Search the listing below for the string "SACCHETTO" and copy every line where it occurs.

*** DATA IN THIS EXERCISE ***

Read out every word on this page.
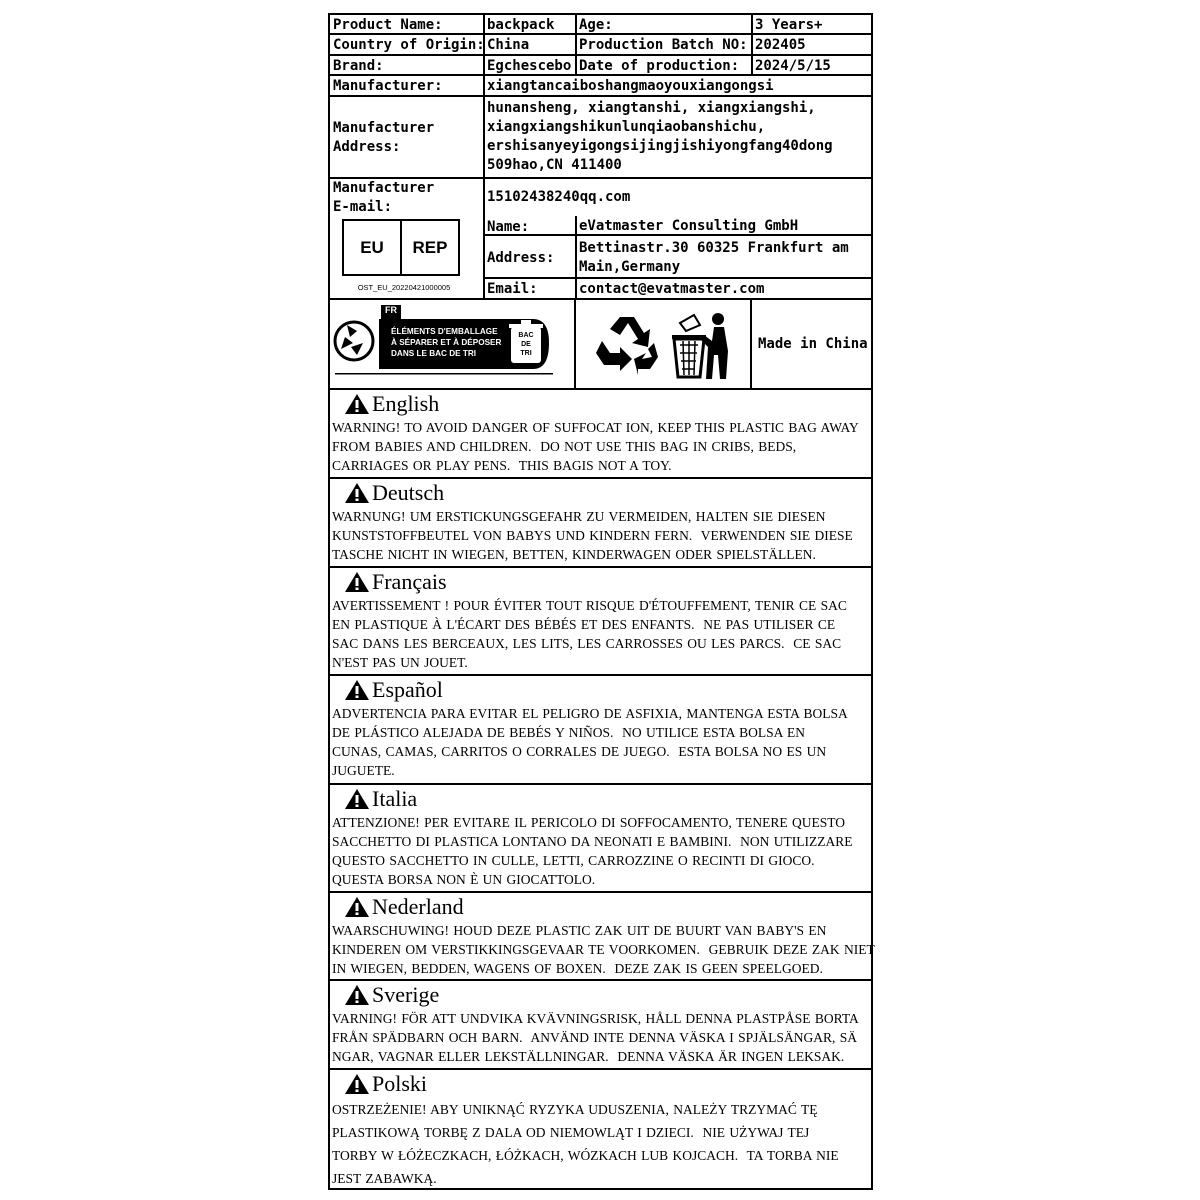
Product Name:	backpack Age:	3 Years+
Country of Origin: China	Production Batch NO: 202405
Brand:	Egchescebo Date of production: 2024/5/15
Manufacturer:	xiangtancaiboshangmaoyouxiangongsi
Manufacturer
Address:
hunansheng, xiangtanshi, xiangxiangshi,
xiangxiangshikunlunqiaobanshichu,
ershisanyeyigongsijingjishiyongfang40dong
509hao,CN 411400
Manufacturer
E-mail:
15102438240qq.com
EU	REP
OST_EU_20220421000005
Name:	eVatmaster Consulting GmbH
Address:
Bettinastr.30 60325 Frankfurt am
Main,Germany
Email:	contact@evatmaster.com
FR
ÉLÉMENTS D'EMBALLAGE
À SÉPARER ET À DÉPOSER
DANS LE BAC DE TRI
BAC
DE
TRI
Made in China
English
WARNING! TO AVOID DANGER OF SUFFOCAT ION, KEEP THIS PLASTIC BAG AWAY
FROM BABIES AND CHILDREN.  DO NOT USE THIS BAG IN CRIBS, BEDS,
CARRIAGES OR PLAY PENS.  THIS BAGIS NOT A TOY.
Deutsch
WARNUNG! UM ERSTICKUNGSGEFAHR ZU VERMEIDEN, HALTEN SIE DIESEN
KUNSTSTOFFBEUTEL VON BABYS UND KINDERN FERN.  VERWENDEN SIE DIESE
TASCHE NICHT IN WIEGEN, BETTEN, KINDERWAGEN ODER SPIELSTÄLLEN.
Français
AVERTISSEMENT ! POUR ÉVITER TOUT RISQUE D'ÉTOUFFEMENT, TENIR CE SAC
EN PLASTIQUE À L'ÉCART DES BÉBÉS ET DES ENFANTS.  NE PAS UTILISER CE
SAC DANS LES BERCEAUX, LES LITS, LES CARROSSES OU LES PARCS.  CE SAC
N'EST PAS UN JOUET.
Español
ADVERTENCIA PARA EVITAR EL PELIGRO DE ASFIXIA, MANTENGA ESTA BOLSA
DE PLÁSTICO ALEJADA DE BEBÉS Y NIÑOS.  NO UTILICE ESTA BOLSA EN
CUNAS, CAMAS, CARRITOS O CORRALES DE JUEGO.  ESTA BOLSA NO ES UN
JUGUETE.
Italia
ATTENZIONE! PER EVITARE IL PERICOLO DI SOFFOCAMENTO, TENERE QUESTO
SACCHETTO DI PLASTICA LONTANO DA NEONATI E BAMBINI.  NON UTILIZZARE
QUESTO SACCHETTO IN CULLE, LETTI, CARROZZINE O RECINTI DI GIOCO.
QUESTA BORSA NON È UN GIOCATTOLO.
Nederland
WAARSCHUWING! HOUD DEZE PLASTIC ZAK UIT DE BUURT VAN BABY'S EN
KINDEREN OM VERSTIKKINGSGEVAAR TE VOORKOMEN.  GEBRUIK DEZE ZAK NIET
IN WIEGEN, BEDDEN, WAGENS OF BOXEN.  DEZE ZAK IS GEEN SPEELGOED.
Sverige
VARNING! FÖR ATT UNDVIKA KVÄVNINGSRISK, HÅLL DENNA PLASTPÅSE BORTA
FRÅN SPÄDBARN OCH BARN.  ANVÄND INTE DENNA VÄSKA I SPJÄLSÄNGAR, SÄ
NGAR, VAGNAR ELLER LEKSTÄLLNINGAR.  DENNA VÄSKA ÄR INGEN LEKSAK.
Polski
OSTRZEŻENIE! ABY UNIKNĄĆ RYZYKA UDUSZENIA, NALEŻY TRZYMAĆ TĘ
PLASTIKOWĄ TORBĘ Z DALA OD NIEMOWLĄT I DZIECI.  NIE UŻYWAJ TEJ
TORBY W ŁÓŻECZKACH, ŁÓŻKACH, WÓZKACH LUB KOJCACH.  TA TORBA NIE
JEST ZABAWKĄ.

***

## TASK RESULT
SACCHETTO DI PLASTICA LONTANO DA NEONATI E BAMBINI.  NON UTILIZZARE
QUESTO SACCHETTO IN CULLE, LETTI, CARROZZINE O RECINTI DI GIOCO.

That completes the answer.